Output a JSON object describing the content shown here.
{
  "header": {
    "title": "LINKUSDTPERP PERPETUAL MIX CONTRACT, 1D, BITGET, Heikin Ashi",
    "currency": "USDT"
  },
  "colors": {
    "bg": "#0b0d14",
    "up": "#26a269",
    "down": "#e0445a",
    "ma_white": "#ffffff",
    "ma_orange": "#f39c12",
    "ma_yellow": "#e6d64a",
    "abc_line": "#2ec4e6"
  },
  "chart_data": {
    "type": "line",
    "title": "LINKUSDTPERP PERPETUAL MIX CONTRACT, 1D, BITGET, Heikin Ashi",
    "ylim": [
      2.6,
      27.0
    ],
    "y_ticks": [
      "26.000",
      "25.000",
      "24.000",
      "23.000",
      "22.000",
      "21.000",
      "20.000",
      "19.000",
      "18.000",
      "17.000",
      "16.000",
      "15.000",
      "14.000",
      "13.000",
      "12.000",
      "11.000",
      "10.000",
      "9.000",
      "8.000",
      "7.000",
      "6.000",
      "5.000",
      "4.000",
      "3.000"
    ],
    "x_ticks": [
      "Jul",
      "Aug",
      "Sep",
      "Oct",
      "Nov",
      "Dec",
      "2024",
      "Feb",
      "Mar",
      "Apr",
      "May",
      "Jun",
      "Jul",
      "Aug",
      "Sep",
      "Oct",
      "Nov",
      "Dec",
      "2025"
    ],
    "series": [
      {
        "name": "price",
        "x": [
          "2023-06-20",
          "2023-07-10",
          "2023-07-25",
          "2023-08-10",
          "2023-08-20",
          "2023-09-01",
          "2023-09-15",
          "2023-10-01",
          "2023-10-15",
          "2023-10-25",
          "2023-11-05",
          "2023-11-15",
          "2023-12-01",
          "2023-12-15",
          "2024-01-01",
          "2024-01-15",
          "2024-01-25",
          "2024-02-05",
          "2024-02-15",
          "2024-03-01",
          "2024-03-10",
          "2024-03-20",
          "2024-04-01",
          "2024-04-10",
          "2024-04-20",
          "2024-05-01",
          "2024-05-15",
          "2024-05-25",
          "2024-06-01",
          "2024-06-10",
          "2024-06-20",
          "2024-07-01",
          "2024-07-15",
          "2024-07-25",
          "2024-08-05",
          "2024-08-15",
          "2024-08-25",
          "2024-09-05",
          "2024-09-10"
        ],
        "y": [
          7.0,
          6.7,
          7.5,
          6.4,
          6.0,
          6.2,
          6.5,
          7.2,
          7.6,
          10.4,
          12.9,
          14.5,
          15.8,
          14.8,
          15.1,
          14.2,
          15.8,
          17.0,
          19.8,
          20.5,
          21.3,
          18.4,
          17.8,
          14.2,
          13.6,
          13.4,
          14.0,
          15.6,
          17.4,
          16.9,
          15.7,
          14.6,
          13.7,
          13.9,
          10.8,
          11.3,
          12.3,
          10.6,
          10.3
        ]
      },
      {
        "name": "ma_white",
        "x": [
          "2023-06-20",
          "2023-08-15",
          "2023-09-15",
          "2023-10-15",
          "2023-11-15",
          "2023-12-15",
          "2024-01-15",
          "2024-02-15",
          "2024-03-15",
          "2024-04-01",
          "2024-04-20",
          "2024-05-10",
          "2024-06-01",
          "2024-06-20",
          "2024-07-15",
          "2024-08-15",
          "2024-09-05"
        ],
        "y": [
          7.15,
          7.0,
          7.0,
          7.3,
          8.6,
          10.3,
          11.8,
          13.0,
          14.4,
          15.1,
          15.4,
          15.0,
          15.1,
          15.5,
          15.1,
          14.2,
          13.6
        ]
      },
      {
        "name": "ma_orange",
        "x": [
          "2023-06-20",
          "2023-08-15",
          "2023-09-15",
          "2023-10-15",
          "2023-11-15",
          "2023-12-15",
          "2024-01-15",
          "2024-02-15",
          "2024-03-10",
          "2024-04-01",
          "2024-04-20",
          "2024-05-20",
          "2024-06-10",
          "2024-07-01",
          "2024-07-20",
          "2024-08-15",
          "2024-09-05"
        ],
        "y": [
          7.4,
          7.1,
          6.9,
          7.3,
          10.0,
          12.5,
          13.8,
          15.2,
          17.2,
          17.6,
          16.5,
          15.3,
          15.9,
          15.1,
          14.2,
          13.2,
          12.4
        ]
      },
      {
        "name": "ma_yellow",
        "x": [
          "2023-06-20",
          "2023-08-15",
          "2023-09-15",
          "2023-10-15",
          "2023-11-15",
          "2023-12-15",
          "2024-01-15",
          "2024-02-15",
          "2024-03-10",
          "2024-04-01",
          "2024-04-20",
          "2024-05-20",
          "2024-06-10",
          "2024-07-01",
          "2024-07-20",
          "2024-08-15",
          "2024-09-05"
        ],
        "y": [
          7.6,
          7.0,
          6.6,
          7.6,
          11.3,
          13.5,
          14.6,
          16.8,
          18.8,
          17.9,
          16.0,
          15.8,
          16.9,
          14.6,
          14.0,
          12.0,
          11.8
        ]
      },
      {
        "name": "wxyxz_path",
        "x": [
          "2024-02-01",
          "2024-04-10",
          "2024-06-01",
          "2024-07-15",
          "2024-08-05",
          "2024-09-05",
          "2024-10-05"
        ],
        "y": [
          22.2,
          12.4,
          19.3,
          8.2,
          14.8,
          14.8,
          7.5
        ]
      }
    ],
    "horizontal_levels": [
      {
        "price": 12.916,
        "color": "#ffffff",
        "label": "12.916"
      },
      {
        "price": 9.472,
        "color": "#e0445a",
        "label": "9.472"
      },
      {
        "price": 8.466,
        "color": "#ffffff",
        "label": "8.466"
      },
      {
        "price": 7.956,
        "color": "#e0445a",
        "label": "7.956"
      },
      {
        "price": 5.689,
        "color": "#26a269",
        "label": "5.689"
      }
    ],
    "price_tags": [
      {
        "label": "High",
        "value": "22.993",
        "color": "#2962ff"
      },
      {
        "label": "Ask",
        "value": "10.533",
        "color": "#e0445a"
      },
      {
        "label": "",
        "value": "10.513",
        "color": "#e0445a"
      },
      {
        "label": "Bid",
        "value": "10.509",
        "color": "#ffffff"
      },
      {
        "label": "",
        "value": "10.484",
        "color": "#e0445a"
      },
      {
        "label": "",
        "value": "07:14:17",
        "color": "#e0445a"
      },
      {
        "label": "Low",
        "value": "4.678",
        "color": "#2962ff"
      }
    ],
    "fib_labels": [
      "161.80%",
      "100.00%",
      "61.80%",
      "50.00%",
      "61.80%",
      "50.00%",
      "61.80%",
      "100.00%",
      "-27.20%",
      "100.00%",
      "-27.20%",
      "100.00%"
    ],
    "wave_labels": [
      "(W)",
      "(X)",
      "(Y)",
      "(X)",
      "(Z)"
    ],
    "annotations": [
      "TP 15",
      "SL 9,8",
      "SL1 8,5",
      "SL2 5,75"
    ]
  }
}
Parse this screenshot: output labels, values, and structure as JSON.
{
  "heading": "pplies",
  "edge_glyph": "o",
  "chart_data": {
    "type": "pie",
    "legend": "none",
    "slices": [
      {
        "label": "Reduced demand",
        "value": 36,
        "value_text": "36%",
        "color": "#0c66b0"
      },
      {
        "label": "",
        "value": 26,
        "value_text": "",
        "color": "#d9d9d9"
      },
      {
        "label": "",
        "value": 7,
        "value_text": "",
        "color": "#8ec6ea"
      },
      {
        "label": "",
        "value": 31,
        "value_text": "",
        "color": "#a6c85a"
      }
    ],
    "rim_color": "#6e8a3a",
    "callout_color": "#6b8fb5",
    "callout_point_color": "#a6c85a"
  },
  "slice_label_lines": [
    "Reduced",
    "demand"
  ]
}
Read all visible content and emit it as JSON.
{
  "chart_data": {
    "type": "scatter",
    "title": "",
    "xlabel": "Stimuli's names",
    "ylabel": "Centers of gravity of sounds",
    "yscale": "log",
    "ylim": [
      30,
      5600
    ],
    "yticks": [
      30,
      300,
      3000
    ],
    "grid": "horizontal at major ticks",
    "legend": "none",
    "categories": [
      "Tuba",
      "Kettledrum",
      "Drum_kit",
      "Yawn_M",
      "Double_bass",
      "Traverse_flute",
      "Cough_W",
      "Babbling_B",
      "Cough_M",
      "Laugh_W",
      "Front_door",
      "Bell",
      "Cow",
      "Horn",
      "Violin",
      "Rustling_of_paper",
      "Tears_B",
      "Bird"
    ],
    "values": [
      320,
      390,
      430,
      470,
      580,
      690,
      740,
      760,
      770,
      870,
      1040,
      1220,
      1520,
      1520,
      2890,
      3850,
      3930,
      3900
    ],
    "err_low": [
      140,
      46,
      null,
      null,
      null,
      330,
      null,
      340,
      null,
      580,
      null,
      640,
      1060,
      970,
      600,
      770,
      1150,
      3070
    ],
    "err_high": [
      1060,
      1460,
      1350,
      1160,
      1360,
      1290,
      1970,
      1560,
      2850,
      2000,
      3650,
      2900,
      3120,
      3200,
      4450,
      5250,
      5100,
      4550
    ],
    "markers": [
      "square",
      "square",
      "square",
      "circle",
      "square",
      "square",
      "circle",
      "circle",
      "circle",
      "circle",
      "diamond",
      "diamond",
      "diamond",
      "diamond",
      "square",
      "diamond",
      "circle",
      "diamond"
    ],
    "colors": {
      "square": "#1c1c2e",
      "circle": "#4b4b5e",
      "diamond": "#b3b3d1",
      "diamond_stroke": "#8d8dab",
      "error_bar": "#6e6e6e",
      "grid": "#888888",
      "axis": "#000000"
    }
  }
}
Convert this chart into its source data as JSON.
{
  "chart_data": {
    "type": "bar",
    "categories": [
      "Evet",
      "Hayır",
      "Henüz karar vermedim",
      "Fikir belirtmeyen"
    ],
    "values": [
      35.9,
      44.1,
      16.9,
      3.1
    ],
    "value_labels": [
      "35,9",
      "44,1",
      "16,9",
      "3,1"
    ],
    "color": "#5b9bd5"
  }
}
- - - - -
Pick out the lines that include the word "grid" and write them out.

> Reply
    "grid": "horizontal at major ticks",
      "grid": "#888888",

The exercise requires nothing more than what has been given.